PASSAGE TO READ:
---

Isolated endogenous Nocardia endophthalmitis after immunosuppression
© The Author(s) 2012
Received: 25 October 2011
Accepted: 23 December 2011
Published: 26 January 2012
This study is aimed to report a case of endogenous Nocardia endophthalmitis in the setting of immunosuppression from chronic steroid use.
A case report was conducted.
A 79-year-old woman presented with decreased vision with floaters in the left eye. Ophthalmic examination revealed severe inflammation in the anterior chamber, vitreous opacities, and retinal detachment. Vitreous cultures grew Nocardia farcinica without any systemic foci of infection found during further workup. The patient was treated with intravitreal amikacin and oral trimethoprim-sulfamethoxazole, and her retinal detachment was later repaired in the operating room. The patient has since remained stable with no signs of retinal detachment or active infection.
Nocardia endophthalmitis is a rare, but serious intraocular infection that should be considered in the differential diagnosis in any immunosuppressed patient, including those receiving steroids, who presents with signs of intraocular infection.
KeywordsEndogenous Endophthalmitis Nocardia Immunosuppression Steroids
Nocardia are aerobic, Gram-positive, weakly acid-fast, filamentous bacteria that cause opportunistic infections in immunocompromised patients. Although most commonly seen in the lungs, brain, and other soft tissues, these organisms are rare but significant causes of intraocular infection . Herein, we present a case of endogenous Nocardia endophthalmitis in a patient with giant cell arteritis.
A 79-year-old woman presented complaining of decreased vision with floaters in the left eye for 2 weeks. Past medical history was significant for giant cell arteritis treated with 40 mg/day oral prednisone for 3 months.
The patient was started on intravenous broad-spectrum antibiotics and underwent diagnostic vitrectomy followed by intravitreal injections of vancomycin, ceftazidime, foscarnet, and amphotericin. When vitreous cultures grew Nocardia farcinica, the patient was admitted for further workup. During this admission, the patient remained afebrile and asymptomatic with a normal white blood cell count and negative blood cultures. Further diagnostic workup, including a CT of the chest and an MRI of the brain, did not reveal any lesions suggestive of any systemic source of infection. As such, after receiving a dose of intravitreal amikacin, the patient was discharged on oral trimethoprim-sulfamethoxazole (TMP-SMX) and advised to follow-up in clinic.

---

SUPPLIED ENTRIES:

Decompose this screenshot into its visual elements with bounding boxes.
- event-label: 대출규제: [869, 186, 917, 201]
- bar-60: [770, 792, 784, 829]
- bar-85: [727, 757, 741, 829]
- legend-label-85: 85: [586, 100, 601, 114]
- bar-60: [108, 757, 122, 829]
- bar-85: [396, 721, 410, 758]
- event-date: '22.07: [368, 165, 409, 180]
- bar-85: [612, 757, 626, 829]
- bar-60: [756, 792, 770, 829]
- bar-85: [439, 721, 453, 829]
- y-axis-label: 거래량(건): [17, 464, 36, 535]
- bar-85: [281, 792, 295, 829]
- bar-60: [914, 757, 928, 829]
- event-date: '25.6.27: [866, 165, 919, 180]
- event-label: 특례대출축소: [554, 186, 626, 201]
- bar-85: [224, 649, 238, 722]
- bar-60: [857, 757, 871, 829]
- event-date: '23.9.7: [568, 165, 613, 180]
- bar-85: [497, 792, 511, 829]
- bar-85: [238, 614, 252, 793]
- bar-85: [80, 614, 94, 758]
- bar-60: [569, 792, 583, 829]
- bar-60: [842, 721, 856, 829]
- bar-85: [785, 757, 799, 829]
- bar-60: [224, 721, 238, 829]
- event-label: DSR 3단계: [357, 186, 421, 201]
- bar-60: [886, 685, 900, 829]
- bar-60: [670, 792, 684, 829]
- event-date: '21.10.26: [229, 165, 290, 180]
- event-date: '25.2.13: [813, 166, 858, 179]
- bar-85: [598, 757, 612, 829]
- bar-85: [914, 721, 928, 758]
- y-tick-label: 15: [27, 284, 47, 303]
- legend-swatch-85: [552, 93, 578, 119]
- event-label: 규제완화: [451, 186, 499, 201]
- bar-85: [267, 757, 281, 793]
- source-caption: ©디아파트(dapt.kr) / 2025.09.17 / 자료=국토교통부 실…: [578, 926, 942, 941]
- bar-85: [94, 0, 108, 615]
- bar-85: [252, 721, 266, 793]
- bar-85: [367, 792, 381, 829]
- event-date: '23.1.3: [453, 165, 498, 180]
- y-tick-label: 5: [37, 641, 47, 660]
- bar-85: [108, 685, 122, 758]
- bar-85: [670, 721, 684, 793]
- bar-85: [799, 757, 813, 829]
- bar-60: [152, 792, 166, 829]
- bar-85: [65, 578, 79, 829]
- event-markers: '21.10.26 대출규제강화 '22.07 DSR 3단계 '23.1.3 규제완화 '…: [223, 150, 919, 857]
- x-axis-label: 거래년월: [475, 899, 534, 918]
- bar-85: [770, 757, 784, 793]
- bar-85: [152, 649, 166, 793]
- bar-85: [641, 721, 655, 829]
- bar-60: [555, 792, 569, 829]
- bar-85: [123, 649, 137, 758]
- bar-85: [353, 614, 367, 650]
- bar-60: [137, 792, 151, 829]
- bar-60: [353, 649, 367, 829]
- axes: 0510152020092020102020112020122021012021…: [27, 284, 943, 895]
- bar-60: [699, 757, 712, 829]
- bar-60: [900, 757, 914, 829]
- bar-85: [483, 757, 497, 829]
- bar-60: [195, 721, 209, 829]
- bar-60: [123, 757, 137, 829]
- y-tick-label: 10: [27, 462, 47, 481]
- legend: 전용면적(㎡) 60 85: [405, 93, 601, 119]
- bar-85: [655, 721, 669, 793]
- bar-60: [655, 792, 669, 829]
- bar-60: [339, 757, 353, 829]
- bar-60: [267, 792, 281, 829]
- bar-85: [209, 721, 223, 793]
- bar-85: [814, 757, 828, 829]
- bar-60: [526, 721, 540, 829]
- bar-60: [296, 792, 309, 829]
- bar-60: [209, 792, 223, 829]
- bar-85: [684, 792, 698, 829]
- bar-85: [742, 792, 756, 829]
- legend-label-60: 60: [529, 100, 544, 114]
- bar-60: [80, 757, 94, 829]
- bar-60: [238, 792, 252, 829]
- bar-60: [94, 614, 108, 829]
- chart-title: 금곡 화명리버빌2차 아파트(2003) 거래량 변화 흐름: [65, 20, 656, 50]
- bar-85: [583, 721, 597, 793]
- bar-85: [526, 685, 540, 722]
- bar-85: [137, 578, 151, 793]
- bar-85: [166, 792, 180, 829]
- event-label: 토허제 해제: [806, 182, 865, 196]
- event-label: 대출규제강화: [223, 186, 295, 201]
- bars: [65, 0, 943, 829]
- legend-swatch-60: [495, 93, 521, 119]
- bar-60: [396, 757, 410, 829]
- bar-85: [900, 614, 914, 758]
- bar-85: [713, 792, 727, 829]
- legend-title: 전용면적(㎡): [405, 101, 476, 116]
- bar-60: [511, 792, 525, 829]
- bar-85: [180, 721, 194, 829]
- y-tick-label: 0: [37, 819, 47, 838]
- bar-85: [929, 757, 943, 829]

---

COMPLETE THE FOLLOWING:
a – In the case report on Nocardia endophthalmitis, translate this sentence into Spanish: "A 79-year-old woman presented complaining of decreased vision with floaters in the left eye for 2 weeks."
b – For each statement below, decide whether the case report on Nocardia endophthalmitis supports it. Answer yes or no, and quote the words of the report that decide it.
(i) The patient had been taking oral prednisone for giant cell arteritis for 3 months.
(ii) A CT of the chest found a lesion that pointed to a systemic source of infection.
(iii) The patient's blood cultures came back positive during the admission.
c – Carry the case report on Nocardia endophthalmitis further, beginning after its final sentence.

TASK RESPONSES:
a – Una mujer de 79 años acudió quejándose de disminución de la visión con moscas volantes en el ojo izquierdo durante 2 semanas.

b –
(i) Yes: "giant cell arteritis treated with 40 mg/day oral prednisone for 3 months"
(ii) No: "did not reveal any lesions suggestive of any systemic source of infection"
(iii) No: "negative blood cultures"

c –
Nocardia endophthalmitis is a rare, but serious intraocular infection. It is usually exogenous in origin, occurring after ocular trauma or surgery [2, 3]. Endogenous Nocardia endophthalmitis is more uncommon, occurring in immunocompromised patients as the result of hematogenous dissemination, usually from a primary pulmonary focus [4–6]. Occasionally, this type of endophthalmitis can occur in isolation without a systemic focus of infection; however, this is even more rare with only two reported cases in the literature [7, 8]. Our case is unique in that it is the first reported case of isolated endogenous endophthalmitis caused by N. farcinica in a patient without a clear systemic source, in the setting of immunosuppression from steroid use.
Previous reports have described poor outcomes of nocardial infections that often resulted in enucleation and death from extraocular foci [4–6]. In fact, this is the first report of isolated endogenous Nocardia endophthalmitis within the United States that has not resulted in enucleation . In many of these cases, delays in treatment due to initial misdiagnosis contributed to the morbidity and mortality [4, 6]. Indeed the diagnosis of Nocardia can often be difficult given its nonpathognomonic clinical features and slow growth on culture [1, 6]. As such, it is important that Nocardia be considered in the differential diagnosis in any immunosuppressed patient, including those receiving steroids, who presents with signs of intraocular infection.